Stated exercise -
Reproduce the excerpt on the Pantheon transaction below word for word, from its first sentence to its last.

On the closing of the Transaction, Pantheon shall make payment of a finder's fee to Galloway Financial Services Inc. in an amount up to the maximum amount permitted by the policies of the TSX Venture Exchange, such finder's fee to be satisfied by the issuance of Pantheon Shares at a price of CDN$0.15 per share.


Conditions Precedent

The Transaction is subject to a number of conditions precedent including, without limitation, receipt of all required corporate and regulatory approvals (including shareholder approval and the approval of the TSX Venture Exchange).


Proposed Directors and Officers

Pantheon will also have a new board of directors comprised of Brendon Grunewald, Geert Coppens, Michelle Gahagan, Brandon Boddy and one other director to be determined prior to the completion of the Transaction. Pantheon will also have a new management team led by Brendon Grunewald as President and Chief Executive Officer and Geert Coppens as Chief Technology Officer. Leah Martin will be appointed as Corporate Secretary. It is expected that a new Chief Financial Officer will be appointed by the board of directors of Pantheon upon completion of the Transaction, which appointment shall be approved by the Chief Executive Officer. Set forth below is information on each individual that is currently anticipated to be a director or officer of Pantheon upon completion of the Transaction.

Brendon Grunewald
President & CEO, Director
Mr. Brendon Grunewald has over 20 years of experience in funding and building technology based businesses in a number of sectors. Prior to co-founding Moovly, Mr. Grunewald ran E6Ventures, an early stage VC fund, after working for several years in corporate finance and interim management. Prior to that, Mr. Grunewald co-founded and was CEO of Sinfilo, which was sold to Telenet in 2003. Prior to that, Mr. Grunewald worked for several years at Siemens and spent 14 months in Antarctica as a research scientist. Brendon holds an MBA and a BSc. Hons. degrees.

Record extracts -

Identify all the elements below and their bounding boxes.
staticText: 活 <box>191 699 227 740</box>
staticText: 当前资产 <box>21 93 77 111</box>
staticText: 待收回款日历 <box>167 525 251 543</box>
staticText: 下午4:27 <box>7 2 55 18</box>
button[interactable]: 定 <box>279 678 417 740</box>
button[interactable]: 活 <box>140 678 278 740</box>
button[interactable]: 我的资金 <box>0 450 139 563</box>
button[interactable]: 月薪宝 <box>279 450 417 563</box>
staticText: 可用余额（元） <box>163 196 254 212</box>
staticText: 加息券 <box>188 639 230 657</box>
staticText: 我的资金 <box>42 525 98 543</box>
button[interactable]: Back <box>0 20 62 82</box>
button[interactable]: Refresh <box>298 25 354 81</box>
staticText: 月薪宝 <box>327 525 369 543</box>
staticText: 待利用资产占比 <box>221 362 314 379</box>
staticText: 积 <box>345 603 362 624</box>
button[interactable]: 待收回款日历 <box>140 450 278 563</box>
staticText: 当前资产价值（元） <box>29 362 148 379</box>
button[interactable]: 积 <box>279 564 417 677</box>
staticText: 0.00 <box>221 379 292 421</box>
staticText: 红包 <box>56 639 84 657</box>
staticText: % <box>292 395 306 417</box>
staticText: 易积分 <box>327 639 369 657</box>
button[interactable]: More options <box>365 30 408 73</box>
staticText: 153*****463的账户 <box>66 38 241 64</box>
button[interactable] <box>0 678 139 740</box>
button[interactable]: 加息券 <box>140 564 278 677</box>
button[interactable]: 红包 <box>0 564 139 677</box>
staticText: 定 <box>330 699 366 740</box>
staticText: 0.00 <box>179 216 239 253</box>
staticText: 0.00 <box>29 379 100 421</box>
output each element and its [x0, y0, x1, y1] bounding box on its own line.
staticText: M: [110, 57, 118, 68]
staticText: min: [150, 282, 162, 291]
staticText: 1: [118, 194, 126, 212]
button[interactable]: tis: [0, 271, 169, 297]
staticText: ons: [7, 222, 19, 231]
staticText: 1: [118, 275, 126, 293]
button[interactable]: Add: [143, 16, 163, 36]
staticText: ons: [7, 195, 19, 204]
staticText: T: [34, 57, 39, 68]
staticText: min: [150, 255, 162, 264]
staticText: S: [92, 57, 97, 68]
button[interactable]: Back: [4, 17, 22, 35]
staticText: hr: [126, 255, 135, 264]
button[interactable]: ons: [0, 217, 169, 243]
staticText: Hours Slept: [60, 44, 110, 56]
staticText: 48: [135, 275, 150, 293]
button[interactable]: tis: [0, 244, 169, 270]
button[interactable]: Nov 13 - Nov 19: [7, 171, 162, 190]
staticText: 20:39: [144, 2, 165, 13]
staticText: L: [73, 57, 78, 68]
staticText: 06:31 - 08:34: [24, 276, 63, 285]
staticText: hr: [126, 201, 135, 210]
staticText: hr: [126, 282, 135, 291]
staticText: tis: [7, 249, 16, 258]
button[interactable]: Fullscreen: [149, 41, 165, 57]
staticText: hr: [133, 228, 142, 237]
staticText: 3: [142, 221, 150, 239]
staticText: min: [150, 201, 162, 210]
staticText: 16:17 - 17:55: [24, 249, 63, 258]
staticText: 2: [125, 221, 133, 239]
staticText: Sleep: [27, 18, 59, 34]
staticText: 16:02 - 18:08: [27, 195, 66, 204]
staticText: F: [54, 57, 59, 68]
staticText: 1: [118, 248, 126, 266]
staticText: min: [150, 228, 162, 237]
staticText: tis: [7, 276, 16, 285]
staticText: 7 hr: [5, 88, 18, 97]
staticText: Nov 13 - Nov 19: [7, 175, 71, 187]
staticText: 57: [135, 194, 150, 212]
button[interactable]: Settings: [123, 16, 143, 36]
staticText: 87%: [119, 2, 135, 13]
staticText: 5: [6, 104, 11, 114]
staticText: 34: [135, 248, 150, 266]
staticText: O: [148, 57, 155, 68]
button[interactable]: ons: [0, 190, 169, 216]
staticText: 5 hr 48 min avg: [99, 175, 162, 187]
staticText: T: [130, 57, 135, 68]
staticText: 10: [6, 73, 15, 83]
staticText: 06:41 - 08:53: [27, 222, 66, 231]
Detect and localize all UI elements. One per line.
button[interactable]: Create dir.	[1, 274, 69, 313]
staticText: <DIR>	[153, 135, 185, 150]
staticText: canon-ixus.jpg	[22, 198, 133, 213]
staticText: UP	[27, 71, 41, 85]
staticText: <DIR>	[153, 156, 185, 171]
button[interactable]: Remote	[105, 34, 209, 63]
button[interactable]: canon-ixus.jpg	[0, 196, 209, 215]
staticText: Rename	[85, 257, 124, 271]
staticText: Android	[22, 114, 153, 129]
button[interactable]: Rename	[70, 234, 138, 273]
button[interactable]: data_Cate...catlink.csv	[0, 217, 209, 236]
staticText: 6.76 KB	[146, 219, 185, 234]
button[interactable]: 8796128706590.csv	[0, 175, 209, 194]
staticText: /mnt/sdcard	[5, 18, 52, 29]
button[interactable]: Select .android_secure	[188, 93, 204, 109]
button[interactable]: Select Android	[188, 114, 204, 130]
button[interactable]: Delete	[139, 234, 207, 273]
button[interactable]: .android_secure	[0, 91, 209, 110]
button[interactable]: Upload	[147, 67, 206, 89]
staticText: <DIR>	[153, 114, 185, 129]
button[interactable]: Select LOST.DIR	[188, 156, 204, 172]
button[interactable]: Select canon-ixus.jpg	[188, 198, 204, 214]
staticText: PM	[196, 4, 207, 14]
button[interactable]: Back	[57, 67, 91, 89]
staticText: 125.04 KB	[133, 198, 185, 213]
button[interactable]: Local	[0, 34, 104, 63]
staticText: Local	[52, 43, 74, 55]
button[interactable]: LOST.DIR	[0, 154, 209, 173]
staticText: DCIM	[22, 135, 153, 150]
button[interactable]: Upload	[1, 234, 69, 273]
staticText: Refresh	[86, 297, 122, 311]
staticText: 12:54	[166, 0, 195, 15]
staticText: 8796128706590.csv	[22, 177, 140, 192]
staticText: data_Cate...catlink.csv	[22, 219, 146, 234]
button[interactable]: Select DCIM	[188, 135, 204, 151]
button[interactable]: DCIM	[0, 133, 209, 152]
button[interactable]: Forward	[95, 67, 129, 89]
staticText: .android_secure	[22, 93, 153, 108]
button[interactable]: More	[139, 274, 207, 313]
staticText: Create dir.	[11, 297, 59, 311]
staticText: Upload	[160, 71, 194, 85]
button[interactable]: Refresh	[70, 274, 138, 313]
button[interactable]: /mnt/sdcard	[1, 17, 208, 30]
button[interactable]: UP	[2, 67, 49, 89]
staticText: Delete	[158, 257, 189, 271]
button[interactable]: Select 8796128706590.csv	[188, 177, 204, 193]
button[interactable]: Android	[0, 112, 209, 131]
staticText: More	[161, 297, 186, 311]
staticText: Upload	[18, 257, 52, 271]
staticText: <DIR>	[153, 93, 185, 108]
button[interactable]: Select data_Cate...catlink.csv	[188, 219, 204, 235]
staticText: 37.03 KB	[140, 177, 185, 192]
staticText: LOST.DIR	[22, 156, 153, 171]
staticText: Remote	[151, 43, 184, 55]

Solution -
On the closing of the Transaction, Pantheon shall make payment of a finder's fee to Galloway Financial Services Inc. in an amount up to the maximum amount permitted by the policies of the TSX Venture Exchange, such finder's fee to be satisfied by the issuance of Pantheon Shares at a price of CDN$0.15 per share.


Conditions Precedent

The Transaction is subject to a number of conditions precedent including, without limitation, receipt of all required corporate and regulatory approvals (including shareholder approval and the approval of the TSX Venture Exchange).


Proposed Directors and Officers

Pantheon will also have a new board of directors comprised of Brendon Grunewald, Geert Coppens, Michelle Gahagan, Brandon Boddy and one other director to be determined prior to the completion of the Transaction. Pantheon will also have a new management team led by Brendon Grunewald as President and Chief Executive Officer and Geert Coppens as Chief Technology Officer. Leah Martin will be appointed as Corporate Secretary. It is expected that a new Chief Financial Officer will be appointed by the board of directors of Pantheon upon completion of the Transaction, which appointment shall be approved by the Chief Executive Officer. Set forth below is information on each individual that is currently anticipated to be a director or officer of Pantheon upon completion of the Transaction.

Brendon Grunewald
President & CEO, Director
Mr. Brendon Grunewald has over 20 years of experience in funding and building technology based businesses in a number of sectors. Prior to co-founding Moovly, Mr. Grunewald ran E6Ventures, an early stage VC fund, after working for several years in corporate finance and interim management. Prior to that, Mr. Grunewald co-founded and was CEO of Sinfilo, which was sold to Telenet in 2003. Prior to that, Mr. Grunewald worked for several years at Siemens and spent 14 months in Antarctica as a research scientist. Brendon holds an MBA and a BSc. Hons. degrees.